**Document segment**
= = = = = = =

Microservices Architecture

1

Start All Services

    # Service 1: Authentication (port 4000)
    node services/auth/server.js &
    
    # Service 2: User Management (port 4001)
    node services/users/server.js &
    
    # Service 3: Data API (port 4002)
    node services/data/server.js &
    
    # Gateway (port 3000)
    node gateway/server.js &
2

Expose All Service Ports

    Please expose ports 3000, 4000, 4001, and 4002
3

Map Services

    Gateway: https://[url1].utari.app
    Auth Service: https://[url2].utari.app
    User Service: https://[url3].utari.app
    Data Service: https://[url4].utari.app

Port Exposure Best Practices

Use Standard Ports

Stick with framework defaults when possible for easier collaboration and documentation

Document Port Usage

Keep a list of which services run on which ports for easy reference

Avoid Conflicts

Ensure no two services try to use the same port simultaneously

Remember 8080

Use port 8080 when possible since it’s auto-exposed (one less step)

Non-Blocking Execution

Always run servers in non-blocking mode so they continue running in the background

Test After Exposure

Always verify the exposed URL works after requesting port exposure

Clean Up

Stop unused servers and unexpose ports when done to free resources

Use Environment Variables

Configure ports via environment variables for flexibility

Common Port Reference

FrameworkDefault PortExposure Needed
React (CRA)3000✅ Yes
Next.js3000✅ Yes
Angular4200✅ Yes
Vue (CLI)8080❌ No (auto)
Vite5173✅ Yes
Svelte5000/80805000: ✅ Yes
Nuxt.js3000✅ Yes

Troubleshooting

Verify:
  • Server is actually running on that port
  • Check server logs for startup errors
  • Use netstat -tuln | grep [PORT] to confirm port is listening
  • Ensure no firewall blocking
  • Try restarting the server
  • Re-request port exposure
Solutions:
  • Check what’s using the port: lsof -i :[PORT]
  • Stop the existing process
  • Or use a different port
  • Kill stuck processes: kill -9 [PID]
  • Restart with new port number
Check:
  • URL copied correctly (no typos)
  • Server started successfully
  • No CORS issues (check browser console)
  • Server bound to 0.0.0.0 not localhost
  • Try accessing from incognito/private window
Ensure:
  • All servers started successfully
  • All ports explicitly exposed
  • No port conflicts
  • Check each service individually
  • Verify each exposed URL
Check that server is bound to all interfaces:Wrong (localhost only):
    app.listen(3000, 'localhost')
Correct (all interfaces):
    app.listen(3000, '0.0.0.0')
    // or simply
    app.listen(3000)
Verify:
  • Server is running (check with list_commands)
  • Correct route/path being accessed
  • Server has proper route handlers
  • No typos in URL path
  • Check server logs for requests

Environment-Specific Configuration

Using Environment Variables

# .env file
PORT=3000
API_PORT=5000
DB_PORT=5432

# Start app (reads from .env)

= = = = = = =

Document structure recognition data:
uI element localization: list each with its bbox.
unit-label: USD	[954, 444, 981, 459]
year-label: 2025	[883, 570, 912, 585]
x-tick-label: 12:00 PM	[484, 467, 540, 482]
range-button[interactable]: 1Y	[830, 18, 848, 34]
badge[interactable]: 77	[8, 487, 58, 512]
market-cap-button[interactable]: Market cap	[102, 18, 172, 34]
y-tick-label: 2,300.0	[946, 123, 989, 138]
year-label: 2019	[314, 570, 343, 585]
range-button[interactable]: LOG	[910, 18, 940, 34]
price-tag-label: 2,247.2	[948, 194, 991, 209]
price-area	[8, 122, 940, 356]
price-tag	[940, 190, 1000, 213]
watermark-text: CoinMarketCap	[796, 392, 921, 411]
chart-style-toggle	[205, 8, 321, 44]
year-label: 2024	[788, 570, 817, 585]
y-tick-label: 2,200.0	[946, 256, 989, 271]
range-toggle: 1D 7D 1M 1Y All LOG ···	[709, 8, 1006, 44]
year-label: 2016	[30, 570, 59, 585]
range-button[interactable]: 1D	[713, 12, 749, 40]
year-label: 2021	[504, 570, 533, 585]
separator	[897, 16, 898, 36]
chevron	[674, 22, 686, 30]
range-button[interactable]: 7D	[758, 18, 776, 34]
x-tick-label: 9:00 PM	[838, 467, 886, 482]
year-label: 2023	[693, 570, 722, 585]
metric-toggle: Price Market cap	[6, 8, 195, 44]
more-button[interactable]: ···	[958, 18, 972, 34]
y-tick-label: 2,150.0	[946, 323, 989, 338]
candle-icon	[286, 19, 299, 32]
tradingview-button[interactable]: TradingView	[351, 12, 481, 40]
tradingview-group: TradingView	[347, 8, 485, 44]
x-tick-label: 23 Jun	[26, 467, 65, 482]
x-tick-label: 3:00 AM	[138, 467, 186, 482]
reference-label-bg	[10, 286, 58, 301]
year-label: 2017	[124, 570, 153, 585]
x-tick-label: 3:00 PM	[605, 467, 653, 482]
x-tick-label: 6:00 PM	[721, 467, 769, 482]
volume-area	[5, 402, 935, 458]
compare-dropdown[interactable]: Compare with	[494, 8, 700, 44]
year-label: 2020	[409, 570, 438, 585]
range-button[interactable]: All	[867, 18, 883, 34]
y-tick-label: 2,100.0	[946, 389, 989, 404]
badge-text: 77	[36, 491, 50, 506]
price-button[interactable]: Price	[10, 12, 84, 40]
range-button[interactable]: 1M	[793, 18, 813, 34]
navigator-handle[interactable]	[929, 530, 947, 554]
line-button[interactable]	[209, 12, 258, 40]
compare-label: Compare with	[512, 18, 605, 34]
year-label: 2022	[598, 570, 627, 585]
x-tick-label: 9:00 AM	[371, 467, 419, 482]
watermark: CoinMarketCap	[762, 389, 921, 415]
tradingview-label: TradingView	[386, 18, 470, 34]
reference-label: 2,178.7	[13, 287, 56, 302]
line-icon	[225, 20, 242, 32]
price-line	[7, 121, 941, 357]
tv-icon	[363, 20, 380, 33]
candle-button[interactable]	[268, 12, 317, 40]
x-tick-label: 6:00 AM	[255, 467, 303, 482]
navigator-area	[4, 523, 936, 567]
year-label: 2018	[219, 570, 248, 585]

= = = = = = =

**Your goal**
Say whether each statement agrees with the port guide, answering yes or no and quoting the words from the guide that decide it. 1. The gateway runs on port 3000. 2. Port 8080 has to be exposed by request like the others. 3. The guide advises stopping unused servers when done. The task can be done without the entries.

**Answer below**
1. Yes: "# Gateway (port 3000)"
2. No: "Use port 8080 when possible since it’s auto-exposed (one less step)"
3. Yes: "Stop unused servers and unexpose ports when done to free resources"